[Dataset items]
• • • •
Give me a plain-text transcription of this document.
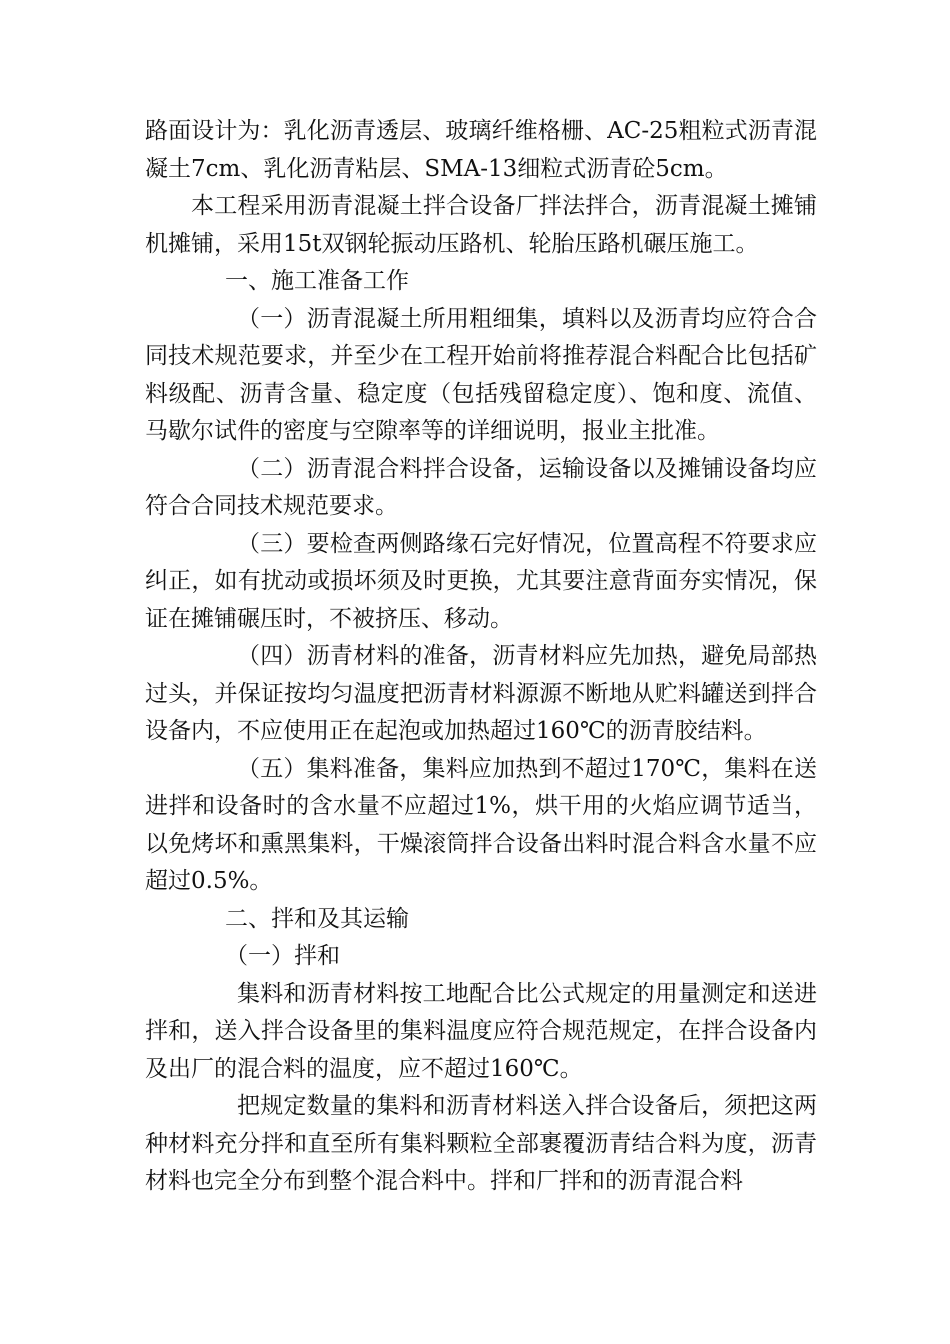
路面设计为：乳化沥青透层、玻璃纤维格栅、AC-25粗粒式沥青混凝土7cm、乳化沥青粘层、SMA-13细粒式沥青砼5cm。

本工程采用沥青混凝土拌合设备厂拌法拌合，沥青混凝土摊铺机摊铺，采用15t双钢轮振动压路机、轮胎压路机碾压施工。

一、施工准备工作

（一）沥青混凝土所用粗细集，填料以及沥青均应符合合同技术规范要求，并至少在工程开始前将推荐混合料配合比包括矿料级配、沥青含量、稳定度（包括残留稳定度）、饱和度、流值、马歇尔试件的密度与空隙率等的详细说明，报业主批准。

（二）沥青混合料拌合设备，运输设备以及摊铺设备均应符合合同技术规范要求。

（三）要检查两侧路缘石完好情况，位置高程不符要求应纠正，如有扰动或损坏须及时更换，尤其要注意背面夯实情况，保证在摊铺碾压时，不被挤压、移动。

（四）沥青材料的准备，沥青材料应先加热，避免局部热过头，并保证按均匀温度把沥青材料源源不断地从贮料罐送到拌合设备内，不应使用正在起泡或加热超过160℃的沥青胶结料。

（五）集料准备，集料应加热到不超过170℃，集料在送进拌和设备时的含水量不应超过1%，烘干用的火焰应调节适当，以免烤坏和熏黑集料，干燥滚筒拌合设备出料时混合料含水量不应超过0.5%。

二、拌和及其运输

（一）拌和

集料和沥青材料按工地配合比公式规定的用量测定和送进拌和，送入拌合设备里的集料温度应符合规范规定，在拌合设备内及出厂的混合料的温度，应不超过160℃。

把规定数量的集料和沥青材料送入拌合设备后，须把这两种材料充分拌和直至所有集料颗粒全部裹覆沥青结合料为度，沥青材料也完全分布到整个混合料中。拌和厂拌和的沥青混合料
• • • •
Exercise objective:
Leave the images out, please, and restate each line word for word.

Completed task:
Give me a plain-text transcription of this document.
路面设计为：乳化沥青透层、玻璃纤维格栅、AC-25粗粒式沥青混凝土7cm、乳化沥青粘层、SMA-13细粒式沥青砼5cm。

本工程采用沥青混凝土拌合设备厂拌法拌合，沥青混凝土摊铺机摊铺，采用15t双钢轮振动压路机、轮胎压路机碾压施工。

一、施工准备工作

（一）沥青混凝土所用粗细集，填料以及沥青均应符合合同技术规范要求，并至少在工程开始前将推荐混合料配合比包括矿料级配、沥青含量、稳定度（包括残留稳定度）、饱和度、流值、马歇尔试件的密度与空隙率等的详细说明，报业主批准。

（二）沥青混合料拌合设备，运输设备以及摊铺设备均应符合合同技术规范要求。

（三）要检查两侧路缘石完好情况，位置高程不符要求应纠正，如有扰动或损坏须及时更换，尤其要注意背面夯实情况，保证在摊铺碾压时，不被挤压、移动。

（四）沥青材料的准备，沥青材料应先加热，避免局部热过头，并保证按均匀温度把沥青材料源源不断地从贮料罐送到拌合设备内，不应使用正在起泡或加热超过160℃的沥青胶结料。

（五）集料准备，集料应加热到不超过170℃，集料在送进拌和设备时的含水量不应超过1%，烘干用的火焰应调节适当，以免烤坏和熏黑集料，干燥滚筒拌合设备出料时混合料含水量不应超过0.5%。

二、拌和及其运输

（一）拌和

集料和沥青材料按工地配合比公式规定的用量测定和送进拌和，送入拌合设备里的集料温度应符合规范规定，在拌合设备内及出厂的混合料的温度，应不超过160℃。

把规定数量的集料和沥青材料送入拌合设备后，须把这两种材料充分拌和直至所有集料颗粒全部裹覆沥青结合料为度，沥青材料也完全分布到整个混合料中。拌和厂拌和的沥青混合料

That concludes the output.